## Written task
Where a line holds the string "value", return that line.

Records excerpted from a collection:

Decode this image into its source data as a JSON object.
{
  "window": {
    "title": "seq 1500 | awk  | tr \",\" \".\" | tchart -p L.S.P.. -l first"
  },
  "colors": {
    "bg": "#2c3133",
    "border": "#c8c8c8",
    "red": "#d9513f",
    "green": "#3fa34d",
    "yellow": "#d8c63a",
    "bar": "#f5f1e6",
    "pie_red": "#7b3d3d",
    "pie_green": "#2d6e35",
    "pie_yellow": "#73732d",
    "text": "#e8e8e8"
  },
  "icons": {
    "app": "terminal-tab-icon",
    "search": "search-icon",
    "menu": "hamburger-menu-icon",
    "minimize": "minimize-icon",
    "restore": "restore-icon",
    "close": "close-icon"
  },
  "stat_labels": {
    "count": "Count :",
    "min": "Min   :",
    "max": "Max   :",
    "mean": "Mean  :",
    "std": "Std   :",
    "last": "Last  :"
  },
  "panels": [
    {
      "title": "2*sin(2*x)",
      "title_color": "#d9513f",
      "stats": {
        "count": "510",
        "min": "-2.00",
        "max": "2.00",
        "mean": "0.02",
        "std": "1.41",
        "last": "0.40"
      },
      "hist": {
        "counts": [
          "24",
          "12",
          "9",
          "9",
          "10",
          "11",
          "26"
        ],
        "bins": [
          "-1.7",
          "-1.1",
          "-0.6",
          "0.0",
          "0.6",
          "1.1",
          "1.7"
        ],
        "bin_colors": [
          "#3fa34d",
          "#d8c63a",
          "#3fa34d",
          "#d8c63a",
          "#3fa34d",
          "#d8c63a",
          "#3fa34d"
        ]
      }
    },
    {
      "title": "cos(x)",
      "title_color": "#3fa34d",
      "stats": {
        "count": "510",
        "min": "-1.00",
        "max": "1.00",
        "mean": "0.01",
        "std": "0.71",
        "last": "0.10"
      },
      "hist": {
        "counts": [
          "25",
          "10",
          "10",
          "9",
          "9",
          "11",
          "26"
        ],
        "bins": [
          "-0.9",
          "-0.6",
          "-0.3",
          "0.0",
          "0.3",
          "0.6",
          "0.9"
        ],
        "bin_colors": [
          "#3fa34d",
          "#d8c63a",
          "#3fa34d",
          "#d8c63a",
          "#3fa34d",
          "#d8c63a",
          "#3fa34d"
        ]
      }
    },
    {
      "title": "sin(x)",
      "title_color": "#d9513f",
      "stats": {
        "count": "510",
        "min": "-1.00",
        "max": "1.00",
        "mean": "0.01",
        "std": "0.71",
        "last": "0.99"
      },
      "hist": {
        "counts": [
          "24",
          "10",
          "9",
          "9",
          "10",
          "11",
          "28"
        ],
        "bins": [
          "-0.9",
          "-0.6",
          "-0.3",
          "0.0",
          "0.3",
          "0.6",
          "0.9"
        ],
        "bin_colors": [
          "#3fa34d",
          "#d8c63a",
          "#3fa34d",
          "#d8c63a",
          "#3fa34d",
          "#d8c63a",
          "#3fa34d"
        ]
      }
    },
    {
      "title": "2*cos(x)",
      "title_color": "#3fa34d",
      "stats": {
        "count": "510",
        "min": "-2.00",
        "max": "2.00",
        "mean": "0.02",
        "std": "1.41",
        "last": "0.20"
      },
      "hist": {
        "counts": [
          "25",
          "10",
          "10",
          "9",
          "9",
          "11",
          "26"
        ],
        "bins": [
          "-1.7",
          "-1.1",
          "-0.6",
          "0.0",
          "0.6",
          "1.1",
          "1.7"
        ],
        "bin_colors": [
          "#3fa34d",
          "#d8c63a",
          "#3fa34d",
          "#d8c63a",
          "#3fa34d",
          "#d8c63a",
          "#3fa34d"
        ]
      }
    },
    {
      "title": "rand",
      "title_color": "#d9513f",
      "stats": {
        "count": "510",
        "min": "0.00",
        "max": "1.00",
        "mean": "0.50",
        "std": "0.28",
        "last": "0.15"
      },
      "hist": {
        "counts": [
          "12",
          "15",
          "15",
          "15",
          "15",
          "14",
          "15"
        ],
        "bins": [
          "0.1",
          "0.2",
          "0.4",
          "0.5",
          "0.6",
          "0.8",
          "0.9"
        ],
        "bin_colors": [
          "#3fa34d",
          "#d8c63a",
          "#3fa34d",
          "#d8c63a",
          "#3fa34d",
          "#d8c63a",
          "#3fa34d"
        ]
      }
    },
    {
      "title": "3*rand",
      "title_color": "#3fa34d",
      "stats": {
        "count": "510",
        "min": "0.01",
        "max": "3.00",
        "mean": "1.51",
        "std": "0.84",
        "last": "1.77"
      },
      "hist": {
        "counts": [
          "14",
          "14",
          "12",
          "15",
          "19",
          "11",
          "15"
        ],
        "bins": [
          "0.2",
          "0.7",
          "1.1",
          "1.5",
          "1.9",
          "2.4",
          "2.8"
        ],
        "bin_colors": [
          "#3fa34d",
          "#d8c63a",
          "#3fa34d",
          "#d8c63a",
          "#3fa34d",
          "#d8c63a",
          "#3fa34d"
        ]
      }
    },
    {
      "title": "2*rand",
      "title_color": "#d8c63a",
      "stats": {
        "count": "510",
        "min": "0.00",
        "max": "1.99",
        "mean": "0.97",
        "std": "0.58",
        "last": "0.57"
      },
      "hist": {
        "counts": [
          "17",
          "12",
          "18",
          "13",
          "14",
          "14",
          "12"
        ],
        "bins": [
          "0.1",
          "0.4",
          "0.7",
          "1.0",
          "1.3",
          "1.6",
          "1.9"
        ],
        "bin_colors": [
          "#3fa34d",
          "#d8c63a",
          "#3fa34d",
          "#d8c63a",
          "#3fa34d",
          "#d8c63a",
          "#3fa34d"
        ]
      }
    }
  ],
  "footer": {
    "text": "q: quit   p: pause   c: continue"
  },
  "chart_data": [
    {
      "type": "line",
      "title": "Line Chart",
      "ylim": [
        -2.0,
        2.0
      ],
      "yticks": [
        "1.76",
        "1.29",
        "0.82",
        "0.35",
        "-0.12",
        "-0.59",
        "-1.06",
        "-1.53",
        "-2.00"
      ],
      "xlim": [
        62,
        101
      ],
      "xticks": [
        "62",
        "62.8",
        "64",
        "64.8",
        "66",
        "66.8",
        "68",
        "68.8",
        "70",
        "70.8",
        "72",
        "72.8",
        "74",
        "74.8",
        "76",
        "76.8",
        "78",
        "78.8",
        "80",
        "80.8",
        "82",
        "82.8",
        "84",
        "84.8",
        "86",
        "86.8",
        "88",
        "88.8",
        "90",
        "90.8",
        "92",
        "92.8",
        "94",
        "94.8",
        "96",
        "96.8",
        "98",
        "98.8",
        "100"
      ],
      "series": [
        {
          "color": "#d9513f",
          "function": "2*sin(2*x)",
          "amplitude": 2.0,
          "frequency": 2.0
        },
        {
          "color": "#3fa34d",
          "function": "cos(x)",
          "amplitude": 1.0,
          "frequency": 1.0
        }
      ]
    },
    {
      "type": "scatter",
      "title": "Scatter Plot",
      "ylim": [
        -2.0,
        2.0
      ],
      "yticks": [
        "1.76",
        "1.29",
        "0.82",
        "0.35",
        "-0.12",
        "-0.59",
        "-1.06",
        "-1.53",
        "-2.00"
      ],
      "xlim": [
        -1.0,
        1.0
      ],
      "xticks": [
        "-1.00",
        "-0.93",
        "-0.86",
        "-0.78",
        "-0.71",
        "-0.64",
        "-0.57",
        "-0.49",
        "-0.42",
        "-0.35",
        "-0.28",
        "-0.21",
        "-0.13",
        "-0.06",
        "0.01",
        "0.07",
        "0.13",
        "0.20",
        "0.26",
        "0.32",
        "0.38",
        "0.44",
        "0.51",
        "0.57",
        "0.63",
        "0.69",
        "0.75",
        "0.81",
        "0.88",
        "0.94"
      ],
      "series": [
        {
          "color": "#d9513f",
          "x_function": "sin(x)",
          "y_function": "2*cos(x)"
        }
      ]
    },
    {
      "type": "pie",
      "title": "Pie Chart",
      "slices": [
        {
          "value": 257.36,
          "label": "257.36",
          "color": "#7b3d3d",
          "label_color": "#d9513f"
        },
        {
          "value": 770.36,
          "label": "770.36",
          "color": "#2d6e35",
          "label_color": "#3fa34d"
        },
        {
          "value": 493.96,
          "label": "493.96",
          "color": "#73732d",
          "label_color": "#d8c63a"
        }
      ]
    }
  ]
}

## Written solution
          "value": 257.36,
          "value": 770.36,
          "value": 493.96,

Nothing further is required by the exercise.